Using the material below, copy every line where "números" appears.

• Input for this task:

------------

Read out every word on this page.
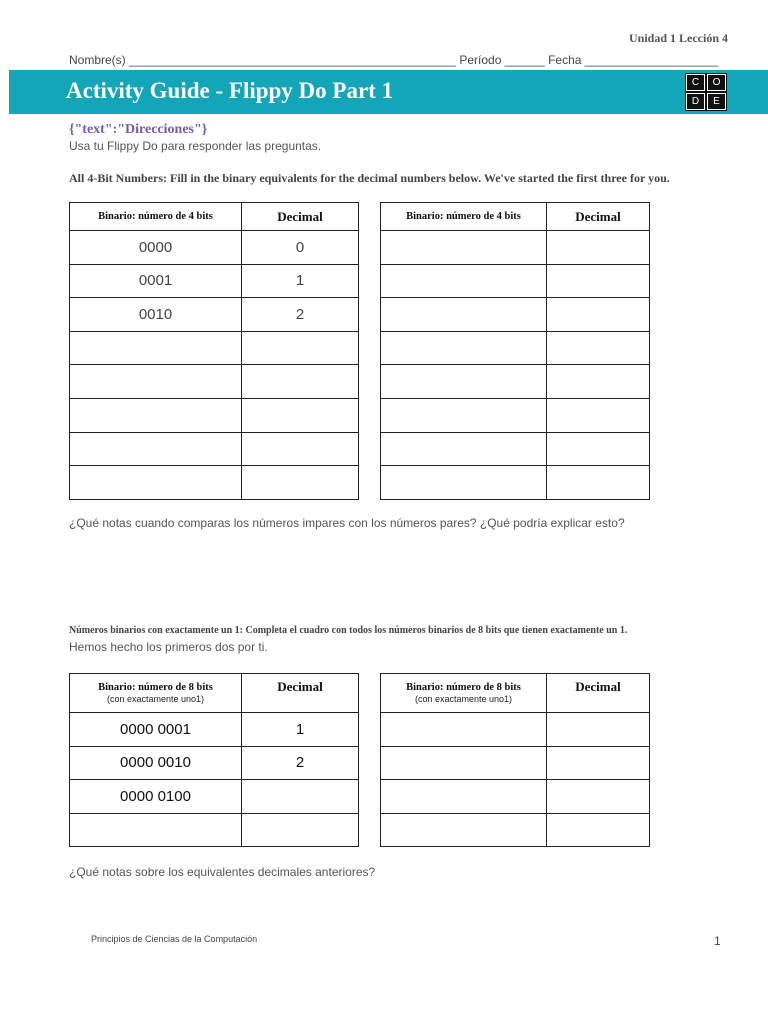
Unidad 1 Lección 4
Nombre(s) _________________________________________________ Período ______ Fecha ____________________
Activity Guide - Flippy Do Part 1	C	O
D	E
{"text":"Direcciones"}
Usa tu Flippy Do para responder las preguntas.
All 4-Bit Numbers: Fill in the binary equivalents for the decimal numbers below. We've started the first three for you.
Binario: número de 4 bits	Decimal
0000	0
0001	1
0010	2

Binario: número de 4 bits	Decimal

¿Qué notas cuando comparas los números impares con los números pares? ¿Qué podría explicar esto?
Números binarios con exactamente un 1: Completa el cuadro con todos los números binarios de 8 bits que tienen exactamente un 1.
Hemos hecho los primeros dos por ti.
Binario: número de 8 bits
(con exactamente uno1)	Decimal
0000 0001	1
0000 0010	2
0000 0100	

Binario: número de 8 bits
(con exactamente uno1)	Decimal

¿Qué notas sobre los equivalentes decimales anteriores?
Principios de Ciencias de la Computación	1
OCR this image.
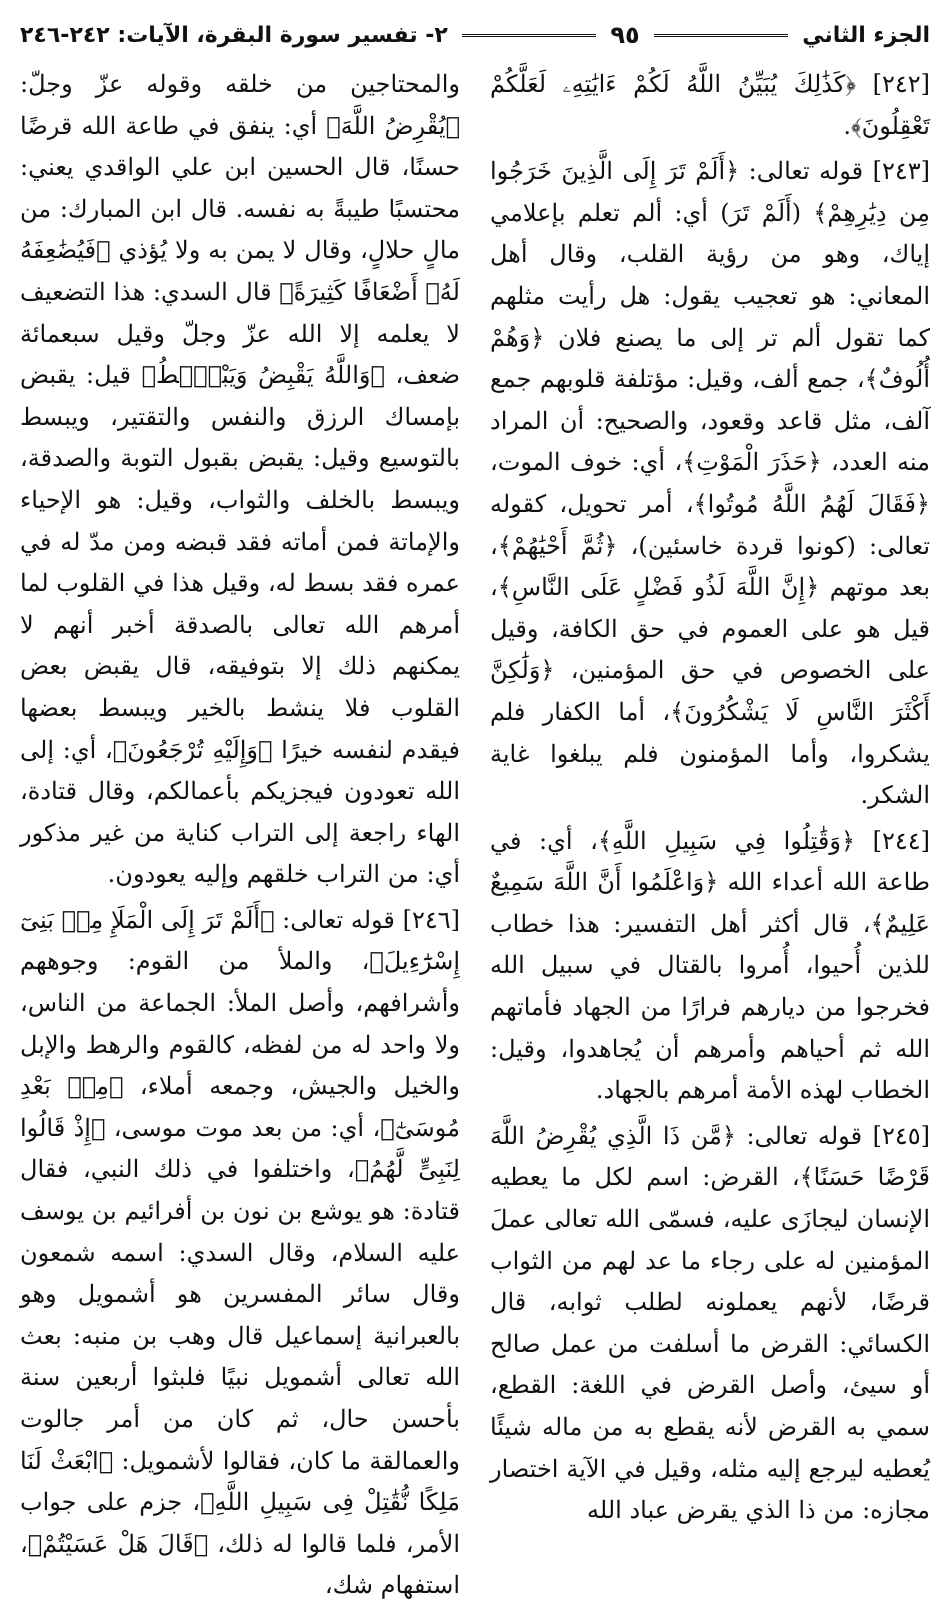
الجزء الثاني
٩٥
٢- تفسير سورة البقرة، الآيات: ٢٤٢-٢٤٦

[٢٤٢] ﴿كَذَٰلِكَ يُبَيِّنُ اللَّهُ لَكُمْ ءَايَٰتِهِۦ لَعَلَّكُمْ تَعْقِلُونَ﴾.

[٢٤٣] قوله تعالى: ﴿أَلَمْ تَرَ إِلَى الَّذِينَ خَرَجُوا مِن دِيَٰرِهِمْ﴾ (أَلَمْ تَرَ) أي: ألم تعلم بإعلامي إياك، وهو من رؤية القلب، وقال أهل المعاني: هو تعجيب يقول: هل رأيت مثلهم كما تقول ألم تر إلى ما يصنع فلان ﴿وَهُمْ أُلُوفٌ﴾، جمع ألف، وقيل: مؤتلفة قلوبهم جمع آلف، مثل قاعد وقعود، والصحيح: أن المراد منه العدد، ﴿حَذَرَ الْمَوْتِ﴾، أي: خوف الموت، ﴿فَقَالَ لَهُمُ اللَّهُ مُوتُوا﴾، أمر تحويل، كقوله تعالى: (كونوا قردة خاسئين)، ﴿ثُمَّ أَحْيَٰهُمْ﴾، بعد موتهم ﴿إِنَّ اللَّهَ لَذُو فَضْلٍ عَلَى النَّاسِ﴾، قيل هو على العموم في حق الكافة، وقيل على الخصوص في حق المؤمنين، ﴿وَلَٰكِنَّ أَكْثَرَ النَّاسِ لَا يَشْكُرُونَ﴾، أما الكفار فلم يشكروا، وأما المؤمنون فلم يبلغوا غاية الشكر.

[٢٤٤] ﴿وَقَٰتِلُوا فِي سَبِيلِ اللَّهِ﴾، أي: في طاعة الله أعداء الله ﴿وَاعْلَمُوا أَنَّ اللَّهَ سَمِيعٌ عَلِيمٌ﴾، قال أكثر أهل التفسير: هذا خطاب للذين أُحيوا، أُمروا بالقتال في سبيل الله فخرجوا من ديارهم فرارًا من الجهاد فأماتهم الله ثم أحياهم وأمرهم أن يُجاهدوا، وقيل: الخطاب لهذه الأمة أمرهم بالجهاد.

[٢٤٥] قوله تعالى: ﴿مَّن ذَا الَّذِي يُقْرِضُ اللَّهَ قَرْضًا حَسَنًا﴾، القرض: اسم لكل ما يعطيه الإنسان ليجازَى عليه، فسمّى الله تعالى عملَ المؤمنين له على رجاء ما عد لهم من الثواب قرضًا، لأنهم يعملونه لطلب ثوابه، قال الكسائي: القرض ما أسلفت من عمل صالح أو سيئ، وأصل القرض في اللغة: القطع، سمي به القرض لأنه يقطع به من ماله شيئًا يُعطيه ليرجع إليه مثله، وقيل في الآية اختصار مجازه: من ذا الذي يقرض عباد الله

والمحتاجين من خلقه وقوله عزّ وجلّ: ﴿يُقْرِضُ اللَّهَ﴾ أي: ينفق في طاعة الله قرضًا حسنًا، قال الحسين ابن علي الواقدي يعني: محتسبًا طيبةً به نفسه. قال ابن المبارك: من مالٍ حلالٍ، وقال لا يمن به ولا يُؤذي ﴿فَيُضَٰعِفَهُ لَهُۥ أَضْعَافًا كَثِيرَةً﴾ قال السدي: هذا التضعيف لا يعلمه إلا الله عزّ وجلّ وقيل سبعمائة ضعف، ﴿وَاللَّهُ يَقْبِضُ وَيَبْصُۜطُ﴾ قيل: يقبض بإمساك الرزق والنفس والتقتير، ويبسط بالتوسيع وقيل: يقبض بقبول التوبة والصدقة، ويبسط بالخلف والثواب، وقيل: هو الإحياء والإماتة فمن أماته فقد قبضه ومن مدّ له في عمره فقد بسط له، وقيل هذا في القلوب لما أمرهم الله تعالى بالصدقة أخبر أنهم لا يمكنهم ذلك إلا بتوفيقه، قال يقبض بعض القلوب فلا ينشط بالخير ويبسط بعضها فيقدم لنفسه خيرًا ﴿وَإِلَيْهِ تُرْجَعُونَ﴾، أي: إلى الله تعودون فيجزيكم بأعمالكم، وقال قتادة، الهاء راجعة إلى التراب كناية من غير مذكور أي: من التراب خلقهم وإليه يعودون.

[٢٤٦] قوله تعالى: ﴿أَلَمْ تَرَ إِلَى الْمَلَإِ مِنۢ بَنِىٓ إِسْرَٰٓءِيلَ﴾، والملأ من القوم: وجوههم وأشرافهم، وأصل الملأ: الجماعة من الناس، ولا واحد له من لفظه، كالقوم والرهط والإبل والخيل والجيش، وجمعه أملاء، ﴿مِنۢ بَعْدِ مُوسَىٰٓ﴾، أي: من بعد موت موسى، ﴿إِذْ قَالُوا لِنَبِىٍّ لَّهُمُ﴾، واختلفوا في ذلك النبي، فقال قتادة: هو يوشع بن نون بن أفرائيم بن يوسف عليه السلام، وقال السدي: اسمه شمعون وقال سائر المفسرين هو أشمويل وهو بالعبرانية إسماعيل قال وهب بن منبه: بعث الله تعالى أشمويل نبيًا فلبثوا أربعين سنة بأحسن حال، ثم كان من أمر جالوت والعمالقة ما كان، فقالوا لأشمويل: ﴿ابْعَثْ لَنَا مَلِكًا نُّقَٰتِلْ فِى سَبِيلِ اللَّهِ﴾، جزم على جواب الأمر، فلما قالوا له ذلك، ﴿قَالَ هَلْ عَسَيْتُمْ﴾، استفهام شك،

------------

• Task solution:
¿Qué notas cuando comparas los números impares con los números pares? ¿Qué podría explicar esto?
Números binarios con exactamente un 1: Completa el cuadro con todos los números binarios de 8 bits que tienen exactamente un 1.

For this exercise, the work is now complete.